(Exercise task): Give the count of lines holding the string "вчитися" and nothing else.

(Dataset extract):
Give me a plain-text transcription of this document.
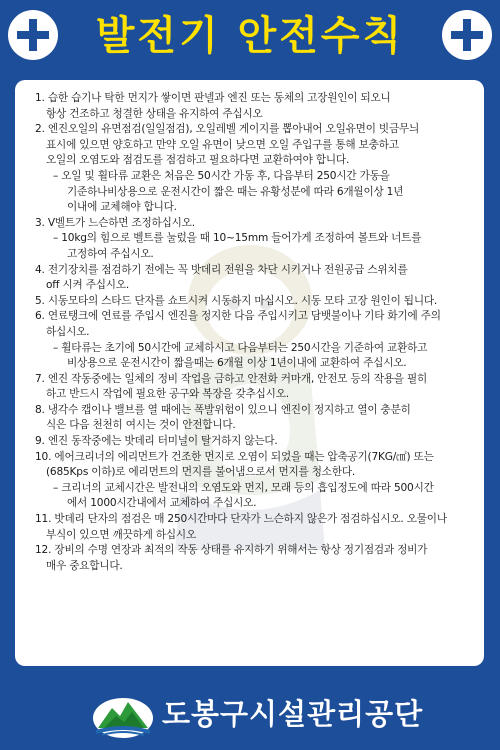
발전기 안전수칙
1. 습한 습기나 탁한 먼지가 쌓이면 판넬과 엔진 또는 동체의 고장원인이 되오니
항상 건조하고 청결한 상태을 유지하여 주십시오
2. 엔진오일의 유면점검(일일점검), 오일레벨 게이지를 뽑아내어 오일유면이 빗금무늬
표시에 있으면 양호하고 만약 오일 유면이 낮으면 오일 주입구를 통해 보충하고
오일의 오염도와 점검도를 점검하고 필요하다면 교환하여야 합니다.
– 오일 및 휠타류 교환은 처음은 50시간 가동 후, 다음부터 250시간 가동을
기준하나비상용으로 운전시간이 짧은 때는 유황성분에 따라 6개월이상 1년
이내에 교체해야 합니다.
3. V벨트가 느슨하면 조정하십시오.
– 10kg의 힘으로 벨트를 눌렀을 때 10~15mm 들어가게 조정하여 볼트와 너트를
고정하여 주십시오.
4. 전기장치를 점검하기 전에는 꼭 밧데리 전원을 차단 시키거나 전원공급 스위치를
off 시켜 주십시오.
5. 시동모타의 스타드 단자를 쇼트시켜 시동하지 마십시오. 시동 모타 고장 원인이 됩니다.
6. 연료탱크에 연료를 주입시 엔진을 정지한 다음 주입시키고 담뱃불이나 기타 화기에 주의
하십시오.
– 휠타류는 초기에 50시간에 교체하시고 다음부터는 250시간을 기준하여 교환하고
비상용으로 운전시간이 짧을때는 6개월 이상 1년이내에 교환하여 주십시오.
7. 엔진 작동중에는 일체의 정비 작업을 금하고 안전화 커마개, 안전모 등의 작용을 필히
하고 반드시 작업에 필요한 공구와 복장을 갖추십시오.
8. 냉각수 캡이나 밸브를 열 때에는 폭발위험이 있으니 엔진이 정지하고 열이 충분히
식은 다음 천천히 여시는 것이 안전합니다.
9. 엔진 동작중에는 밧데리 터미널이 탈거하지 않는다.
10. 에어크리너의 에리먼트가 건조한 먼지로 오염이 되었을 때는 압축공기(7KG/㎠) 또는
(685Kps 이하)로 에리먼트의 먼지를 불어냄으로서 먼지를 청소한다.
– 크리너의 교체시간은 발전내의 오염도와 먼지, 모래 등의 흡입정도에 따라 500시간
에서 1000시간내에서 교체하여 주십시오.
11. 밧데리 단자의 점검은 매 250시간마다 단자가 느슨하지 않은가 점검하십시오. 오물이나
부식이 있으면 깨끗하게 하십시오
12. 장비의 수명 연장과 최적의 작동 상태를 유지하기 위해서는 항상 정기점검과 정비가
매우 중요합니다.
도봉구시설관리공단
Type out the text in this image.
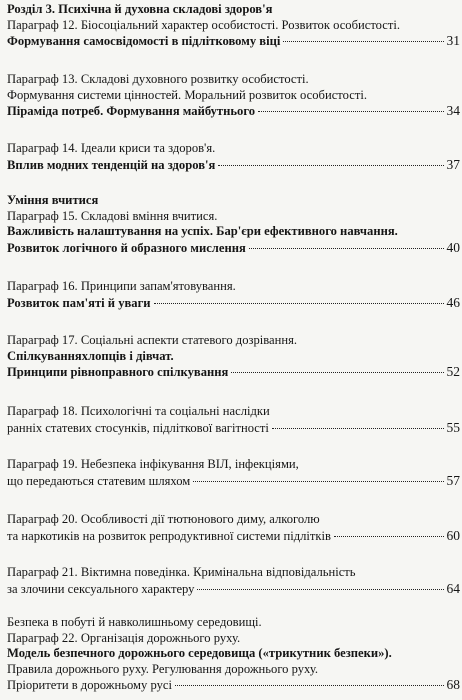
Розділ 3. Психічна й духовна складові здоров'я
Параграф 12. Біосоціальний характер особистості. Розвиток особистості.
Формування самосвідомості в підлітковому віці	31
Параграф 13. Складові духовного розвитку особистості.
Формування системи цінностей. Моральний розвиток особистості.
Піраміда потреб. Формування майбутнього	34
Параграф 14. Ідеали криси та здоров'я.
Вплив модних тенденцій на здоров'я	37
Уміння вчитися
Параграф 15. Складові вміння вчитися.
Важливість налаштування на успіх. Бар'єри ефективного навчання.
Розвиток логічного й образного мислення	40
Параграф 16. Принципи запам'ятовування.
Розвиток пам'яті й уваги	46
Параграф 17. Соціальні аспекти статевого дозрівання.
Спілкуванняхлопців і дівчат.
Принципи рівноправного спілкування	52
Параграф 18. Психологічні та соціальні наслідки
ранніх статевих стосунків, підліткової вагітності	55
Параграф 19. Небезпека інфікування ВІЛ, інфекціями,
що передаються статевим шляхом	57
Параграф 20. Особливості дії тютюнового диму, алкоголю
та наркотиків на розвиток репродуктивної системи підлітків	60
Параграф 21. Віктимна поведінка. Кримінальна відповідальність
за злочини сексуального характеру	64
Безпека в побуті й навколишньому середовищі.
Параграф 22. Організація дорожнього руху.
Модель безпечного дорожнього середовища («трикутник безпеки»).
Правила дорожнього руху. Регулювання дорожнього руху.
Пріоритети в дорожньому русі	68
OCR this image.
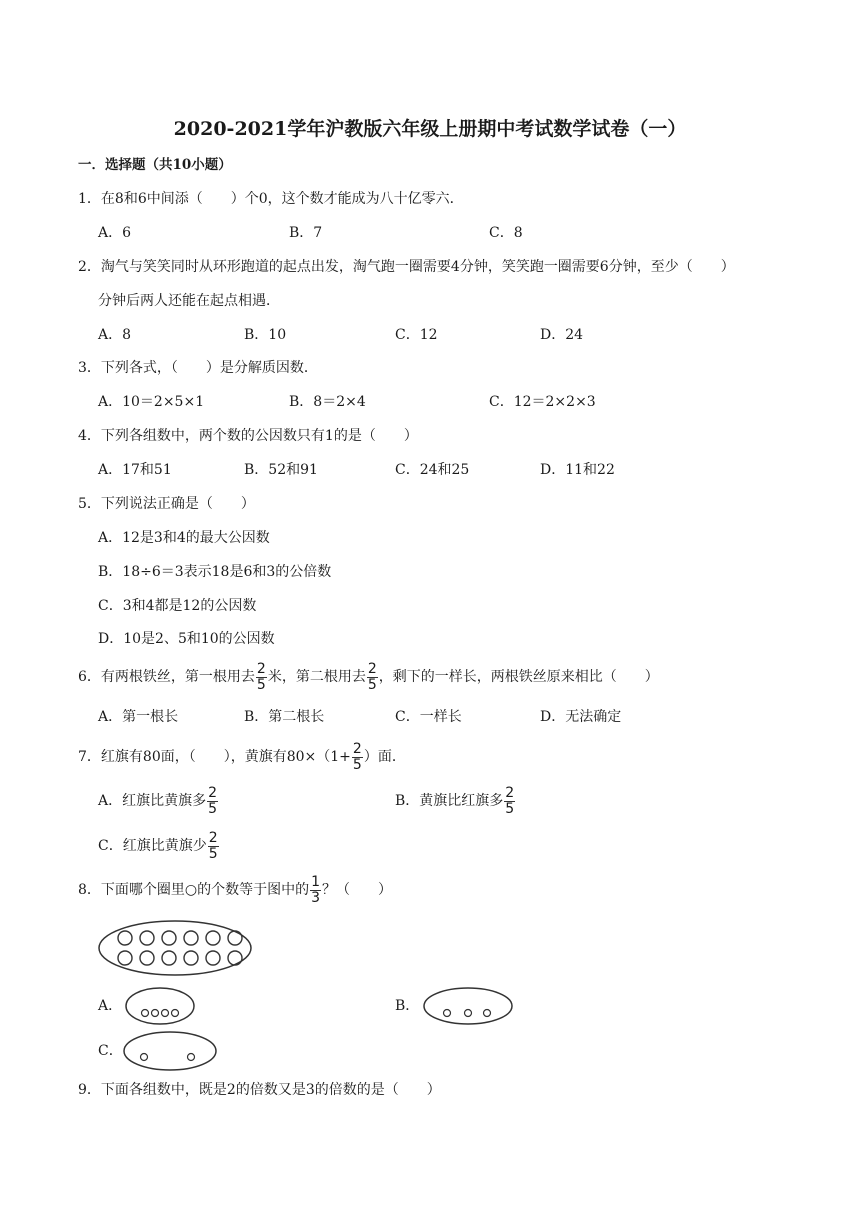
2020-2021学年沪教版六年级上册期中考试数学试卷（一）
一．选择题（共10小题）
1．在8和6中间添（　　）个0，这个数才能成为八十亿零六．
A．6	B．7	C．8
2．淘气与笑笑同时从环形跑道的起点出发，淘气跑一圈需要4分钟，笑笑跑一圈需要6分钟，至少（　　）
分钟后两人还能在起点相遇．
A．8	B．10	C．12	D．24
3．下列各式，（　　）是分解质因数．
A．10＝2×5×1	B．8＝2×4	C．12＝2×2×3
4．下列各组数中，两个数的公因数只有1的是（　　）
A．17和51	B．52和91	C．24和25	D．11和22
5．下列说法正确是（　　）
A．12是3和4的最大公因数
B．18÷6＝3表示18是6和3的公倍数
C．3和4都是12的公因数
D．10是2、5和10的公因数
6．有两根铁丝，第一根用去 $\frac{2}{5}$ 米，第二根用去 $\frac{2}{5}$ ，剩下的一样长，两根铁丝原来相比（　　）
A．第一根长	B．第二根长	C．一样长	D．无法确定
7．红旗有80面，（　　），黄旗有$80\times(1+ \frac{2}{5}$ ）面．
A．红旗比黄旗多 $\frac{2}{5}$	B．黄旗比红旗多 $\frac{2}{5}$
C．红旗比黄旗少 $\frac{2}{5}$
8．下面哪个圈里○的个数等于图中的 $\frac{1}{3}$ ？（　　）
A．	B．
C．
9．下面各组数中，既是2的倍数又是3的倍数的是（　　）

(Answer to the problem): 2